▽

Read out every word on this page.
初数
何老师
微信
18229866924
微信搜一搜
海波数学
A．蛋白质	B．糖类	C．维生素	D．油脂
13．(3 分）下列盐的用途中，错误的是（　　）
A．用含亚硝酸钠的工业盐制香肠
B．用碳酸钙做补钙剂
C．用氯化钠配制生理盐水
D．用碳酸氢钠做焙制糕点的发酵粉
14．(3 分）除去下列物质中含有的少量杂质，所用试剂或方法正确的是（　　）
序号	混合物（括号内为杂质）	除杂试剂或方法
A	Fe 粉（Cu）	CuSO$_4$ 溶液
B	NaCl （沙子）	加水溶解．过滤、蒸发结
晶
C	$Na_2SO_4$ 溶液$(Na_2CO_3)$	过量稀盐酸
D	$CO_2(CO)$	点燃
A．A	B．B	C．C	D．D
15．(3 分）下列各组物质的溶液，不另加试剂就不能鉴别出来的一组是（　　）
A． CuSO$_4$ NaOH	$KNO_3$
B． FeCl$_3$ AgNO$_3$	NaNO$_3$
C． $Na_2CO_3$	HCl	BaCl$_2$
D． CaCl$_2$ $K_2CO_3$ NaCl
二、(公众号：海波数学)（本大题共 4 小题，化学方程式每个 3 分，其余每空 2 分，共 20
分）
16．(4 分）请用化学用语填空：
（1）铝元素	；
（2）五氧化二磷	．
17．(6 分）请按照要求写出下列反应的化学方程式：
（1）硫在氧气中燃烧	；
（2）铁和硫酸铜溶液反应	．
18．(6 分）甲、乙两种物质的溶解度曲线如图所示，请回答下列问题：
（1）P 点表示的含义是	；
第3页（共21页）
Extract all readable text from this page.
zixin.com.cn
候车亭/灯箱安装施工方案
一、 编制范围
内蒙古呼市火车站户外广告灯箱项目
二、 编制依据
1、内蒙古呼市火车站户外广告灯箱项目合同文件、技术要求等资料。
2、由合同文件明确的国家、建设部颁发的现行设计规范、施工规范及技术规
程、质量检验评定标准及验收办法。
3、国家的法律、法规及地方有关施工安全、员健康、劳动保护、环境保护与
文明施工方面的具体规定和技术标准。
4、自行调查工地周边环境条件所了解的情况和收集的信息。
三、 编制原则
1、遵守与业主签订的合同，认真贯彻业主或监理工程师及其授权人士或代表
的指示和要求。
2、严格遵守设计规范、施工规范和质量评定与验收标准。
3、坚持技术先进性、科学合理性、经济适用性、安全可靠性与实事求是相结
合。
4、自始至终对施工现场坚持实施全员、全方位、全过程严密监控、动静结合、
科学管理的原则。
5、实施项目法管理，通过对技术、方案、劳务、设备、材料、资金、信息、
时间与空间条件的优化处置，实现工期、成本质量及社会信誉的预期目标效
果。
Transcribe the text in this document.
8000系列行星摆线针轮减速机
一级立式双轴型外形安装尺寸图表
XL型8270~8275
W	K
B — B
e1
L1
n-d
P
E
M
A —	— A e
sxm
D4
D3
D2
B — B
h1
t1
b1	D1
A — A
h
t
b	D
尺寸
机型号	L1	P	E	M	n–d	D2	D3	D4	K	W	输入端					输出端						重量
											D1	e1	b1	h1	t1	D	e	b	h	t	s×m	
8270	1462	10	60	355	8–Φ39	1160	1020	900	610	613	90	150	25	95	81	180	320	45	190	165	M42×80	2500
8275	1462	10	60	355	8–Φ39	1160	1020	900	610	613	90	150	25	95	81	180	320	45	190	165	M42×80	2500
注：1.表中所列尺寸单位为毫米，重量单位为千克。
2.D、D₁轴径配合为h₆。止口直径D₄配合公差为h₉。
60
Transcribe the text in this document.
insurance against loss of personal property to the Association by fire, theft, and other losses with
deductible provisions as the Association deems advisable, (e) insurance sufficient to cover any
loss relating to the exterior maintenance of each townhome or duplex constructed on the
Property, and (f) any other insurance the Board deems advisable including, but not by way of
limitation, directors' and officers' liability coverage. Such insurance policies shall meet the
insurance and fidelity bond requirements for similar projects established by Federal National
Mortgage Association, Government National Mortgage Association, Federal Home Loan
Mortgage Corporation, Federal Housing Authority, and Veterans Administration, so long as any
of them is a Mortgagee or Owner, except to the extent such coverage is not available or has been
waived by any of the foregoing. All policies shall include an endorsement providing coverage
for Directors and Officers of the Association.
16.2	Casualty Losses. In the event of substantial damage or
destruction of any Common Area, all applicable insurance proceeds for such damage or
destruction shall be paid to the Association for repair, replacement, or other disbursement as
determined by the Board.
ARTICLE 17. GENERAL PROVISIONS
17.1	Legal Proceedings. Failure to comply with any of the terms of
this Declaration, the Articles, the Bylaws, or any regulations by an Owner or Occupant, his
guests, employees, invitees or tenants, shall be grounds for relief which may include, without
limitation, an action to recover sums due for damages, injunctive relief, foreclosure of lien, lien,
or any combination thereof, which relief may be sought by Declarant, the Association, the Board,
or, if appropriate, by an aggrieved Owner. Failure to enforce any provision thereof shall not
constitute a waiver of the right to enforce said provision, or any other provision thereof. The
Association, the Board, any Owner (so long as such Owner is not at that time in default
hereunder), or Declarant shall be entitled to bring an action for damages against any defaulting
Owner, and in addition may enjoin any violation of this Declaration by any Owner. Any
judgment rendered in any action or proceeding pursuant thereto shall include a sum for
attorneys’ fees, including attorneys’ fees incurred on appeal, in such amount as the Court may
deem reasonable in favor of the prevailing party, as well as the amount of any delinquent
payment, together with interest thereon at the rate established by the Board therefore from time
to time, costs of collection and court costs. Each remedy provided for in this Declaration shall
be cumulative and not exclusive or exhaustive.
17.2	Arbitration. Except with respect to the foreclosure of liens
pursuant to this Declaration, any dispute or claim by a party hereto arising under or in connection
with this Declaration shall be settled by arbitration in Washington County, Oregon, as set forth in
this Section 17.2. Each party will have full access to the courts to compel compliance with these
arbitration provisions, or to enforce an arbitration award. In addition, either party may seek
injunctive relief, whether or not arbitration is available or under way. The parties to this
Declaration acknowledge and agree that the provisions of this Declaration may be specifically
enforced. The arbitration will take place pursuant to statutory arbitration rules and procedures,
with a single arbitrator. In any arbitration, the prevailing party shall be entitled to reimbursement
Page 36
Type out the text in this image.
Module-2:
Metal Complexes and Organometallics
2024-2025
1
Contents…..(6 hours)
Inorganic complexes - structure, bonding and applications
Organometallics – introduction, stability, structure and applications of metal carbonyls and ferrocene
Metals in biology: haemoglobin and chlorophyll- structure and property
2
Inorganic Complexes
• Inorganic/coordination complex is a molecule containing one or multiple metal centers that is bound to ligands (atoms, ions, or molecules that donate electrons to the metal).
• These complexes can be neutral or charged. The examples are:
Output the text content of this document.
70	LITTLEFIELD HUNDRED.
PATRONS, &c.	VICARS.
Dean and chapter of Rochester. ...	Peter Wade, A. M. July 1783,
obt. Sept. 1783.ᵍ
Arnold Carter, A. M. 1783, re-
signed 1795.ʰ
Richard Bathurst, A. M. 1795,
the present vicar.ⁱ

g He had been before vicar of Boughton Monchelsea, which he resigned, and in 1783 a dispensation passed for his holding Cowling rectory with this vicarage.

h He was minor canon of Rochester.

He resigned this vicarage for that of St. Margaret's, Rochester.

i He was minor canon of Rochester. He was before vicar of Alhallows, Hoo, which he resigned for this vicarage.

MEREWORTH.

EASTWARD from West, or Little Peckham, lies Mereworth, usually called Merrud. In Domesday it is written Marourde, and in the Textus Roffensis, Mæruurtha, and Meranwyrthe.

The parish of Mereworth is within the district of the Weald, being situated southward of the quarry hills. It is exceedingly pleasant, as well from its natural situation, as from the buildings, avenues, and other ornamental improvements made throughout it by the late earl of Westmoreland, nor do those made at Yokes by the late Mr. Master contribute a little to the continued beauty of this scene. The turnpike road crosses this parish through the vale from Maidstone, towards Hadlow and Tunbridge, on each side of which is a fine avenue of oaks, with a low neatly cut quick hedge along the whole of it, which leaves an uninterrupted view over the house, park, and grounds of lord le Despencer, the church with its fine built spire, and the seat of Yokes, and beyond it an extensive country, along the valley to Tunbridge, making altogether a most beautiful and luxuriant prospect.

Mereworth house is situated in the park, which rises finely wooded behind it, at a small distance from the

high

△

(EXERCISE REQUIREMENTS)
Scan the records above for the string "Board", then report every line that contains it.

(FULL SOLUTION)
Property, and (f) any other insurance the Board deems advisable including, but not by way of
determined by the Board.
or any combination thereof, which relief may be sought by Declarant, the Association, the Board,
Association, the Board, any Owner (so long as such Owner is not at that time in default
payment, together with interest thereon at the rate established by the Board therefore from time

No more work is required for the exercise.